Extract each line where the string "this" shows up.

------------------------------------------------------------------------

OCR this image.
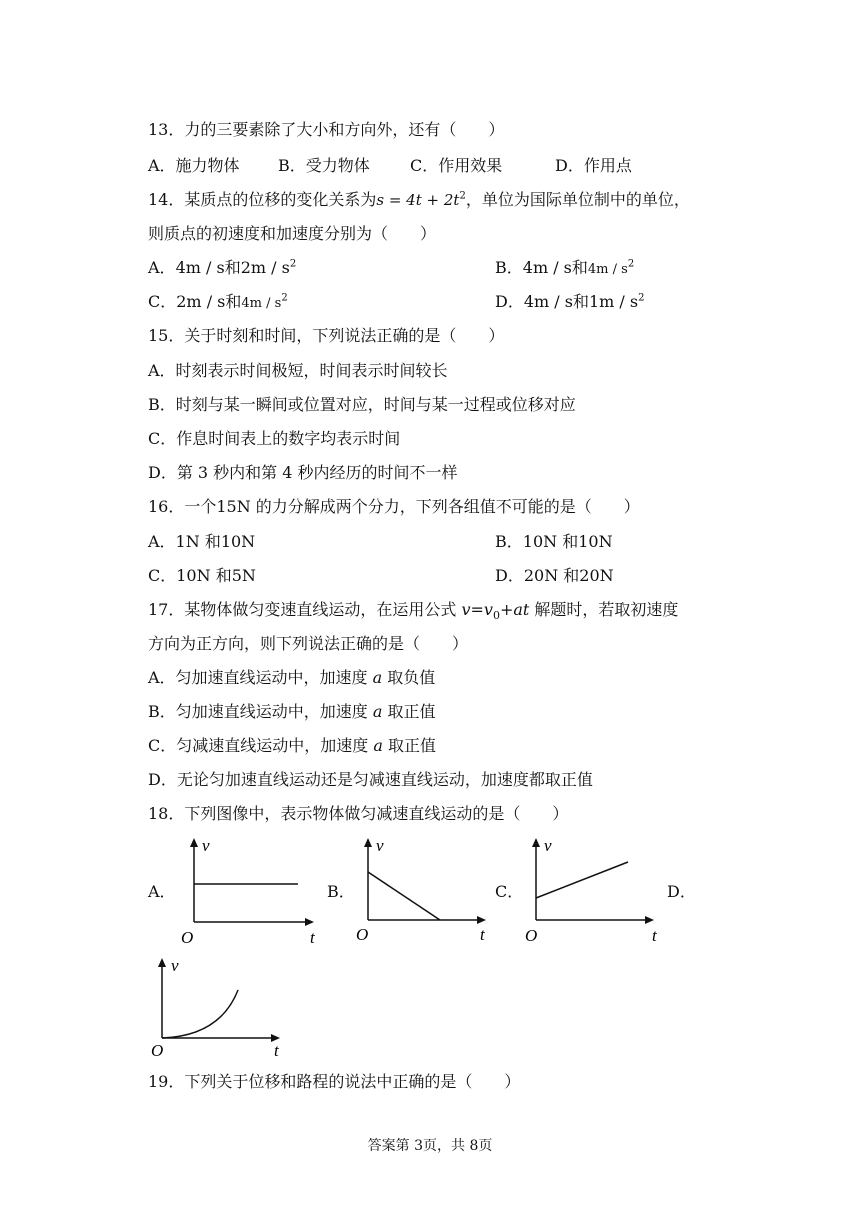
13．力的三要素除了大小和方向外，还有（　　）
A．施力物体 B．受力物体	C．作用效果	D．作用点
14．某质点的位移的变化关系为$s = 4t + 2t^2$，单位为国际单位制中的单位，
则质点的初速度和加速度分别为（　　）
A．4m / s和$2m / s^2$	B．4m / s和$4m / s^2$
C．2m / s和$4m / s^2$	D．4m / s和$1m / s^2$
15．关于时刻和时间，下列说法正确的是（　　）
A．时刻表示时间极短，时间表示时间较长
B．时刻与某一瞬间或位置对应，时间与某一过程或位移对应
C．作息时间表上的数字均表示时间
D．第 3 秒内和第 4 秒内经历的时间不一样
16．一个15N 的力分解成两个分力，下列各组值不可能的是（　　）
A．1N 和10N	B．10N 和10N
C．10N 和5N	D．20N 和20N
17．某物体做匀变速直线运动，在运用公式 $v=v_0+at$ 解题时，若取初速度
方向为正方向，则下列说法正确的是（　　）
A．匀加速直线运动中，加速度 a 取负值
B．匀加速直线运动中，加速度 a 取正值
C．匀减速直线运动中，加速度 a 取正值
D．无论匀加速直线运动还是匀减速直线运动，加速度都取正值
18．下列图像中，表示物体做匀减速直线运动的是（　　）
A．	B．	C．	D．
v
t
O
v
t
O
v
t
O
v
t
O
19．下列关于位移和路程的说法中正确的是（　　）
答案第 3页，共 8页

------------------------------------------------------------------------

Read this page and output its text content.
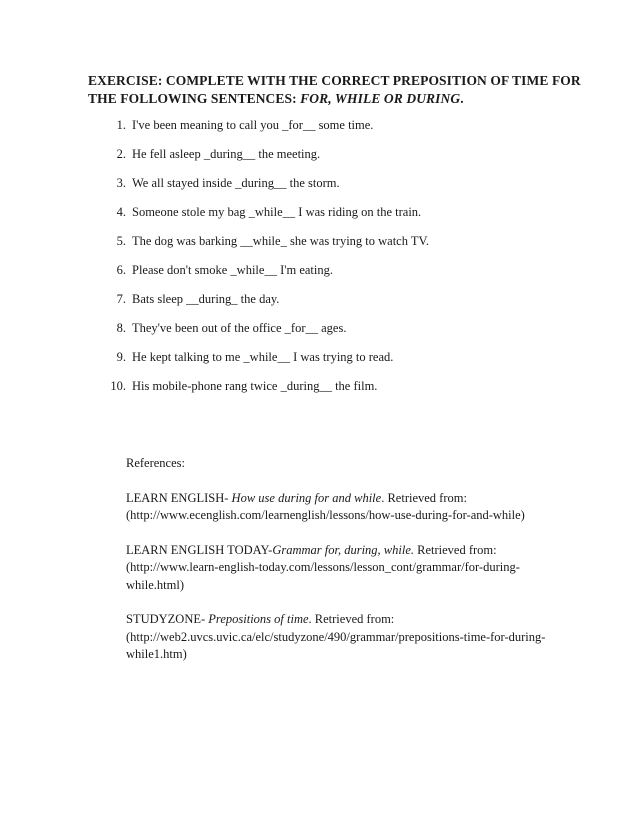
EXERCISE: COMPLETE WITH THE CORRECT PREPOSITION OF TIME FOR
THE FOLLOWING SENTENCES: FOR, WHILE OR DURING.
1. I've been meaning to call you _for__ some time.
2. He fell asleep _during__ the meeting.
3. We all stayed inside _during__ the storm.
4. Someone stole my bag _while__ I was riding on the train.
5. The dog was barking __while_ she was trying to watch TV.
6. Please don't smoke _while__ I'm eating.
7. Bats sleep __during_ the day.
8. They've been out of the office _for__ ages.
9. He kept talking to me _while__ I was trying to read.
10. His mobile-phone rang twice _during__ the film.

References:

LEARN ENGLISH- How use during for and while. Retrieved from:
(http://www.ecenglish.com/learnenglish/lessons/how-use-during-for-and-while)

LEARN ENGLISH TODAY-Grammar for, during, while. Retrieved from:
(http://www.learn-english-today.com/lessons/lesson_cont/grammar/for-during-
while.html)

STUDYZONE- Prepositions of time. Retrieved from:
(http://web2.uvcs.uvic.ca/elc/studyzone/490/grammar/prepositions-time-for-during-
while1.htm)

------------------------------------------------------------------------

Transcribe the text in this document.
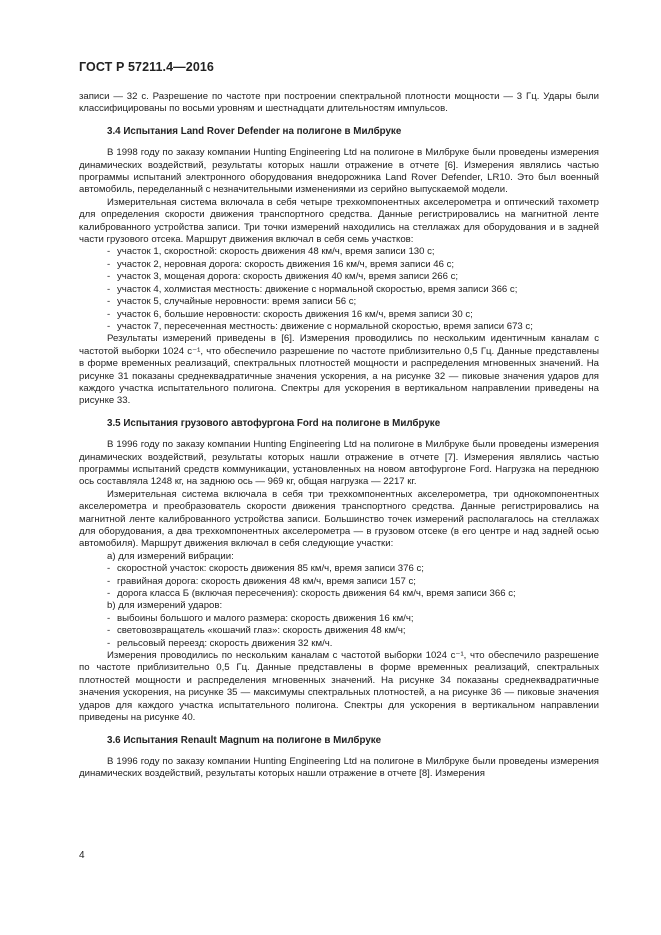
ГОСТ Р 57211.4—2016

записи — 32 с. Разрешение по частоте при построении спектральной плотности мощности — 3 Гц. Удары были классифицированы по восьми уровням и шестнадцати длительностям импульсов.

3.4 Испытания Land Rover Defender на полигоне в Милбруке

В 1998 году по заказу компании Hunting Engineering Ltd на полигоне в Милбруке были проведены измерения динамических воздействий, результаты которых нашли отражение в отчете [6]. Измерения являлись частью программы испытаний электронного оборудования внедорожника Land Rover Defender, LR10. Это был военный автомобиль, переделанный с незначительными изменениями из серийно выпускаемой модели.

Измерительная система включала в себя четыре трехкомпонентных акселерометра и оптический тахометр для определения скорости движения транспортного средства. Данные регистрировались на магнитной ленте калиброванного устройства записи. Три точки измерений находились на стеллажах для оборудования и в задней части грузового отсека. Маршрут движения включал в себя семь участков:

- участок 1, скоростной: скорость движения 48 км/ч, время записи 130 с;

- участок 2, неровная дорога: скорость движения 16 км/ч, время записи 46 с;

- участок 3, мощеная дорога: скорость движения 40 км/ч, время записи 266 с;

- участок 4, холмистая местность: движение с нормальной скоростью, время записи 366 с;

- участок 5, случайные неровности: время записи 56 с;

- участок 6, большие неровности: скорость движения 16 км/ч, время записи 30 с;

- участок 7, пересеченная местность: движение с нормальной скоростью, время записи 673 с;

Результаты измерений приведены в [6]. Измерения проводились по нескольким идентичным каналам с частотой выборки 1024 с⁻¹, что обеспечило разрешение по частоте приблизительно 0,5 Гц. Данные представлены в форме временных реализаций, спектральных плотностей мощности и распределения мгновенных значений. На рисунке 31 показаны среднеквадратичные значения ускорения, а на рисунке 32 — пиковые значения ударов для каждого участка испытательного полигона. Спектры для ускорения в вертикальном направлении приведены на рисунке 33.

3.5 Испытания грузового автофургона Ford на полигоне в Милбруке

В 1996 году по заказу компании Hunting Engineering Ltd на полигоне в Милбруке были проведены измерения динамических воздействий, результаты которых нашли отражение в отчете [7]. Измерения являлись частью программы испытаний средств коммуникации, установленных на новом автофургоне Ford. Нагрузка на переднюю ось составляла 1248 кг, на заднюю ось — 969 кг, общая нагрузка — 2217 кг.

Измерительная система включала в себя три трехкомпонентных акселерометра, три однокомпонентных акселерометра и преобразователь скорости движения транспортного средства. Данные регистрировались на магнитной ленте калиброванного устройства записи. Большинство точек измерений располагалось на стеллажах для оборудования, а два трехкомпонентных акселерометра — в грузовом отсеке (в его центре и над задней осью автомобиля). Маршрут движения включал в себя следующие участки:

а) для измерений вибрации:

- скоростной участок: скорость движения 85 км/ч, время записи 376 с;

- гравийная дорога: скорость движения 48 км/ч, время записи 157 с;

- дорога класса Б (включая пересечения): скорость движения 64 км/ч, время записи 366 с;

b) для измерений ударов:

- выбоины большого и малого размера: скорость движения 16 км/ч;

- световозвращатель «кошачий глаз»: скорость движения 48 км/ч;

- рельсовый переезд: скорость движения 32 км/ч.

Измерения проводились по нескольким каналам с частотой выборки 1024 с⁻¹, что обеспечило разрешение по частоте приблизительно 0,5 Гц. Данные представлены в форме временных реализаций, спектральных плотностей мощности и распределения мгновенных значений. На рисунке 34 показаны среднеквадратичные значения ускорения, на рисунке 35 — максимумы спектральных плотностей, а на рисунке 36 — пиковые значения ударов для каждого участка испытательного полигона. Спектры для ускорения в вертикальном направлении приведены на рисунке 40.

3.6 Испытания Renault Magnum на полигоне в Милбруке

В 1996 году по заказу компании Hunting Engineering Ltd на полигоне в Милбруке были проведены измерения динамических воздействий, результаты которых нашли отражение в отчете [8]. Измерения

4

------------------------------------------------------------------------

_EXERCISE ANSWER_
OCR this image.
Read this page and output its text content.
Transcribe the text in this document.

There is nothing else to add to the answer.